--- BEGIN Given records ---
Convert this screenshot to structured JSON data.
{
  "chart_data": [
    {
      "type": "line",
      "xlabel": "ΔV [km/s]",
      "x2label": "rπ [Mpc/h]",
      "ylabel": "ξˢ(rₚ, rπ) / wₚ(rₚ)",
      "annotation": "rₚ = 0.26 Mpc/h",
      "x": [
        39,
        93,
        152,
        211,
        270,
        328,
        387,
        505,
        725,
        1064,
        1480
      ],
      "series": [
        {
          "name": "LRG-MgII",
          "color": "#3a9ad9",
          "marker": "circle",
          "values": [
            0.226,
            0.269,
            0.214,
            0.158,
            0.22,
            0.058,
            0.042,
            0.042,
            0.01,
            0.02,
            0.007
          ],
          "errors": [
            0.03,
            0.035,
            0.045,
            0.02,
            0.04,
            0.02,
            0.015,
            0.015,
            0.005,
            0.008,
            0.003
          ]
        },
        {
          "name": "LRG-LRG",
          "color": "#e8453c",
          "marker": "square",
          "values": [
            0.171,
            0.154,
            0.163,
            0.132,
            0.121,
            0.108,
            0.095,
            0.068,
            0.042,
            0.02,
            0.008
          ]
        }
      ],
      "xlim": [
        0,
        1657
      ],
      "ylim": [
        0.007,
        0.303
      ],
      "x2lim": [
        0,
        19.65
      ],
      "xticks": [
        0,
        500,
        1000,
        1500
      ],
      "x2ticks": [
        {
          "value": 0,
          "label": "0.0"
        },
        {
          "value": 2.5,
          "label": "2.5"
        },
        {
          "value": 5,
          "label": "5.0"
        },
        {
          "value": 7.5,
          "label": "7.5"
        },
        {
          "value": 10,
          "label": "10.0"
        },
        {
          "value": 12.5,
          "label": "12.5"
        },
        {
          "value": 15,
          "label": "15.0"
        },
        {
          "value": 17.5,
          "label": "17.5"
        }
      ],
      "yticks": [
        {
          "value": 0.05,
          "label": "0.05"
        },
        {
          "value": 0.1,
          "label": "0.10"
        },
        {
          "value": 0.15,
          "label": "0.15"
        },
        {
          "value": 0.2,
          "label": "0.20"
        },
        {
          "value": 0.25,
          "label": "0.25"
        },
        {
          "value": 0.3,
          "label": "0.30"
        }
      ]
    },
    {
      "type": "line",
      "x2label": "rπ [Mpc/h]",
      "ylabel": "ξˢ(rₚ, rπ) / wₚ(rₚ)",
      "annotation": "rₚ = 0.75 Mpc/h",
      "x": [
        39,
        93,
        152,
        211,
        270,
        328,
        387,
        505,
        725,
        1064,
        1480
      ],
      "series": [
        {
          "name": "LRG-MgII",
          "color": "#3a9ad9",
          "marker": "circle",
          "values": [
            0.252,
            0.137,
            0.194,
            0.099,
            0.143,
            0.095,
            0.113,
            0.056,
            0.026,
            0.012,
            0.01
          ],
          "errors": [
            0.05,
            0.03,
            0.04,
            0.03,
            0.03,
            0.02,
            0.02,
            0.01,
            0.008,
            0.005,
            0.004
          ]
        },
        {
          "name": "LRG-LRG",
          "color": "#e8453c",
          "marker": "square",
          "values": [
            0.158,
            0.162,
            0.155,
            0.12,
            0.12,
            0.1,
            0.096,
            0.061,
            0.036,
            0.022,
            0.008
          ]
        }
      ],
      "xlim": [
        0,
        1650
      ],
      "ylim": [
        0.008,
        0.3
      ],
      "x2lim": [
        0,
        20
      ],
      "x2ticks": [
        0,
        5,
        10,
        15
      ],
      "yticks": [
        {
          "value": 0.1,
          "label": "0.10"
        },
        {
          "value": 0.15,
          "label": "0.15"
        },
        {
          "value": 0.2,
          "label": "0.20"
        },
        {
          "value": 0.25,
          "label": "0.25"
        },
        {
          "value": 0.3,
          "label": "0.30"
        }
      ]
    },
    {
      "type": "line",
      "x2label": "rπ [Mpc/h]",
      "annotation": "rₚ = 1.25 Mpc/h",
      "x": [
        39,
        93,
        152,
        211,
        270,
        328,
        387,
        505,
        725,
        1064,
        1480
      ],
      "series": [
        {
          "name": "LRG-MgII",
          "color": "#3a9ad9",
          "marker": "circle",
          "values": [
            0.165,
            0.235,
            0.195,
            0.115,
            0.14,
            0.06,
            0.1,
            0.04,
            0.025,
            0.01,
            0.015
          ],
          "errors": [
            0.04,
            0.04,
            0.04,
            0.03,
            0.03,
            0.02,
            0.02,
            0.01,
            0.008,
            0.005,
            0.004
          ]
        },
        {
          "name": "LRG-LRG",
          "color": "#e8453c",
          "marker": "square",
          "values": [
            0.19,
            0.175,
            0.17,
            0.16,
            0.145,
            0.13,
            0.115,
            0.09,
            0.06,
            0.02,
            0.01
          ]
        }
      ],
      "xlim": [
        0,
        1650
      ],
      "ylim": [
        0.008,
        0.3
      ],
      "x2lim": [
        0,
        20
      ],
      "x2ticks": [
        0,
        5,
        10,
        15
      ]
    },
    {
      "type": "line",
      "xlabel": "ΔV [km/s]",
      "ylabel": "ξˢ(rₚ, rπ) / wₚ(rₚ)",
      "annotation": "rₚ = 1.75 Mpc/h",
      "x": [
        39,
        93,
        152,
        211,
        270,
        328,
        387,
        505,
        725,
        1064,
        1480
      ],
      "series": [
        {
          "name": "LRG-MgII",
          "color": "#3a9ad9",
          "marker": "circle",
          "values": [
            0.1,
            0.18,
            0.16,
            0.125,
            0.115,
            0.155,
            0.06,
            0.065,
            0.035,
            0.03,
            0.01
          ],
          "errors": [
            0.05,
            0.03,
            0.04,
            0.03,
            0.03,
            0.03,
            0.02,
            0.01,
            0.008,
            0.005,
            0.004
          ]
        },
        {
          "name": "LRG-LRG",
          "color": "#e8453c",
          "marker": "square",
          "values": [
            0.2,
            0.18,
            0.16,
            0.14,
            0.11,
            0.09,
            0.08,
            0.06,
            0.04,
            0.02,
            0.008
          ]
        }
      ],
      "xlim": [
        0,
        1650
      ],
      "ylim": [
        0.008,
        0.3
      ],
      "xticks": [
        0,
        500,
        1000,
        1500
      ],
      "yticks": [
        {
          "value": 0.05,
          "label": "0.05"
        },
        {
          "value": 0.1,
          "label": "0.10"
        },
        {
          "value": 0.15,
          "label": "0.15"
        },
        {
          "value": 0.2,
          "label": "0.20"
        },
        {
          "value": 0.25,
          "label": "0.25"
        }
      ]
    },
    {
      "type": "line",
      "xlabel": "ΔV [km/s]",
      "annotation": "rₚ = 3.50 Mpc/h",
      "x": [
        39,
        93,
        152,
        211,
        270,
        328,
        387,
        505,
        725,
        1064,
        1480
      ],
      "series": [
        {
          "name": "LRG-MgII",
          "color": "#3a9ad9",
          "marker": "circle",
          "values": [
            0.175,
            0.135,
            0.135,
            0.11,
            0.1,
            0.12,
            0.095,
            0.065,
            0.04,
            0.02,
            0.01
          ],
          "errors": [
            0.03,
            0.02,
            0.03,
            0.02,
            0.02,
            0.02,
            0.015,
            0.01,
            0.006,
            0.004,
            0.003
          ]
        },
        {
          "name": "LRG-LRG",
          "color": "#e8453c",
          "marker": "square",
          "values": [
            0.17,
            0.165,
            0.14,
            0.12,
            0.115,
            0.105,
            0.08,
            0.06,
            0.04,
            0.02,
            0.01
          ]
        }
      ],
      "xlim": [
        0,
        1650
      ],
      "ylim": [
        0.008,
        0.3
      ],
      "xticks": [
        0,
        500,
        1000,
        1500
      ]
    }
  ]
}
--- END Given records ---
Directions for this task: Give every line of the material again, exactly as it reads.

Response:
Convert this screenshot to structured JSON data.
{
  "chart_data": [
    {
      "type": "line",
      "xlabel": "ΔV [km/s]",
      "x2label": "rπ [Mpc/h]",
      "ylabel": "ξˢ(rₚ, rπ) / wₚ(rₚ)",
      "annotation": "rₚ = 0.26 Mpc/h",
      "x": [
        39,
        93,
        152,
        211,
        270,
        328,
        387,
        505,
        725,
        1064,
        1480
      ],
      "series": [
        {
          "name": "LRG-MgII",
          "color": "#3a9ad9",
          "marker": "circle",
          "values": [
            0.226,
            0.269,
            0.214,
            0.158,
            0.22,
            0.058,
            0.042,
            0.042,
            0.01,
            0.02,
            0.007
          ],
          "errors": [
            0.03,
            0.035,
            0.045,
            0.02,
            0.04,
            0.02,
            0.015,
            0.015,
            0.005,
            0.008,
            0.003
          ]
        },
        {
          "name": "LRG-LRG",
          "color": "#e8453c",
          "marker": "square",
          "values": [
            0.171,
            0.154,
            0.163,
            0.132,
            0.121,
            0.108,
            0.095,
            0.068,
            0.042,
            0.02,
            0.008
          ]
        }
      ],
      "xlim": [
        0,
        1657
      ],
      "ylim": [
        0.007,
        0.303
      ],
      "x2lim": [
        0,
        19.65
      ],
      "xticks": [
        0,
        500,
        1000,
        1500
      ],
      "x2ticks": [
        {
          "value": 0,
          "label": "0.0"
        },
        {
          "value": 2.5,
          "label": "2.5"
        },
        {
          "value": 5,
          "label": "5.0"
        },
        {
          "value": 7.5,
          "label": "7.5"
        },
        {
          "value": 10,
          "label": "10.0"
        },
        {
          "value": 12.5,
          "label": "12.5"
        },
        {
          "value": 15,
          "label": "15.0"
        },
        {
          "value": 17.5,
          "label": "17.5"
        }
      ],
      "yticks": [
        {
          "value": 0.05,
          "label": "0.05"
        },
        {
          "value": 0.1,
          "label": "0.10"
        },
        {
          "value": 0.15,
          "label": "0.15"
        },
        {
          "value": 0.2,
          "label": "0.20"
        },
        {
          "value": 0.25,
          "label": "0.25"
        },
        {
          "value": 0.3,
          "label": "0.30"
        }
      ]
    },
    {
      "type": "line",
      "x2label": "rπ [Mpc/h]",
      "ylabel": "ξˢ(rₚ, rπ) / wₚ(rₚ)",
      "annotation": "rₚ = 0.75 Mpc/h",
      "x": [
        39,
        93,
        152,
        211,
        270,
        328,
        387,
        505,
        725,
        1064,
        1480
      ],
      "series": [
        {
          "name": "LRG-MgII",
          "color": "#3a9ad9",
          "marker": "circle",
          "values": [
            0.252,
            0.137,
            0.194,
            0.099,
            0.143,
            0.095,
            0.113,
            0.056,
            0.026,
            0.012,
            0.01
          ],
          "errors": [
            0.05,
            0.03,
            0.04,
            0.03,
            0.03,
            0.02,
            0.02,
            0.01,
            0.008,
            0.005,
            0.004
          ]
        },
        {
          "name": "LRG-LRG",
          "color": "#e8453c",
          "marker": "square",
          "values": [
            0.158,
            0.162,
            0.155,
            0.12,
            0.12,
            0.1,
            0.096,
            0.061,
            0.036,
            0.022,
            0.008
          ]
        }
      ],
      "xlim": [
        0,
        1650
      ],
      "ylim": [
        0.008,
        0.3
      ],
      "x2lim": [
        0,
        20
      ],
      "x2ticks": [
        0,
        5,
        10,
        15
      ],
      "yticks": [
        {
          "value": 0.1,
          "label": "0.10"
        },
        {
          "value": 0.15,
          "label": "0.15"
        },
        {
          "value": 0.2,
          "label": "0.20"
        },
        {
          "value": 0.25,
          "label": "0.25"
        },
        {
          "value": 0.3,
          "label": "0.30"
        }
      ]
    },
    {
      "type": "line",
      "x2label": "rπ [Mpc/h]",
      "annotation": "rₚ = 1.25 Mpc/h",
      "x": [
        39,
        93,
        152,
        211,
        270,
        328,
        387,
        505,
        725,
        1064,
        1480
      ],
      "series": [
        {
          "name": "LRG-MgII",
          "color": "#3a9ad9",
          "marker": "circle",
          "values": [
            0.165,
            0.235,
            0.195,
            0.115,
            0.14,
            0.06,
            0.1,
            0.04,
            0.025,
            0.01,
            0.015
          ],
          "errors": [
            0.04,
            0.04,
            0.04,
            0.03,
            0.03,
            0.02,
            0.02,
            0.01,
            0.008,
            0.005,
            0.004
          ]
        },
        {
          "name": "LRG-LRG",
          "color": "#e8453c",
          "marker": "square",
          "values": [
            0.19,
            0.175,
            0.17,
            0.16,
            0.145,
            0.13,
            0.115,
            0.09,
            0.06,
            0.02,
            0.01
          ]
        }
      ],
      "xlim": [
        0,
        1650
      ],
      "ylim": [
        0.008,
        0.3
      ],
      "x2lim": [
        0,
        20
      ],
      "x2ticks": [
        0,
        5,
        10,
        15
      ]
    },
    {
      "type": "line",
      "xlabel": "ΔV [km/s]",
      "ylabel": "ξˢ(rₚ, rπ) / wₚ(rₚ)",
      "annotation": "rₚ = 1.75 Mpc/h",
      "x": [
        39,
        93,
        152,
        211,
        270,
        328,
        387,
        505,
        725,
        1064,
        1480
      ],
      "series": [
        {
          "name": "LRG-MgII",
          "color": "#3a9ad9",
          "marker": "circle",
          "values": [
            0.1,
            0.18,
            0.16,
            0.125,
            0.115,
            0.155,
            0.06,
            0.065,
            0.035,
            0.03,
            0.01
          ],
          "errors": [
            0.05,
            0.03,
            0.04,
            0.03,
            0.03,
            0.03,
            0.02,
            0.01,
            0.008,
            0.005,
            0.004
          ]
        },
        {
          "name": "LRG-LRG",
          "color": "#e8453c",
          "marker": "square",
          "values": [
            0.2,
            0.18,
            0.16,
            0.14,
            0.11,
            0.09,
            0.08,
            0.06,
            0.04,
            0.02,
            0.008
          ]
        }
      ],
      "xlim": [
        0,
        1650
      ],
      "ylim": [
        0.008,
        0.3
      ],
      "xticks": [
        0,
        500,
        1000,
        1500
      ],
      "yticks": [
        {
          "value": 0.05,
          "label": "0.05"
        },
        {
          "value": 0.1,
          "label": "0.10"
        },
        {
          "value": 0.15,
          "label": "0.15"
        },
        {
          "value": 0.2,
          "label": "0.20"
        },
        {
          "value": 0.25,
          "label": "0.25"
        }
      ]
    },
    {
      "type": "line",
      "xlabel": "ΔV [km/s]",
      "annotation": "rₚ = 3.50 Mpc/h",
      "x": [
        39,
        93,
        152,
        211,
        270,
        328,
        387,
        505,
        725,
        1064,
        1480
      ],
      "series": [
        {
          "name": "LRG-MgII",
          "color": "#3a9ad9",
          "marker": "circle",
          "values": [
            0.175,
            0.135,
            0.135,
            0.11,
            0.1,
            0.12,
            0.095,
            0.065,
            0.04,
            0.02,
            0.01
          ],
          "errors": [
            0.03,
            0.02,
            0.03,
            0.02,
            0.02,
            0.02,
            0.015,
            0.01,
            0.006,
            0.004,
            0.003
          ]
        },
        {
          "name": "LRG-LRG",
          "color": "#e8453c",
          "marker": "square",
          "values": [
            0.17,
            0.165,
            0.14,
            0.12,
            0.115,
            0.105,
            0.08,
            0.06,
            0.04,
            0.02,
            0.01
          ]
        }
      ],
      "xlim": [
        0,
        1650
      ],
      "ylim": [
        0.008,
        0.3
      ],
      "xticks": [
        0,
        500,
        1000,
        1500
      ]
    }
  ]
}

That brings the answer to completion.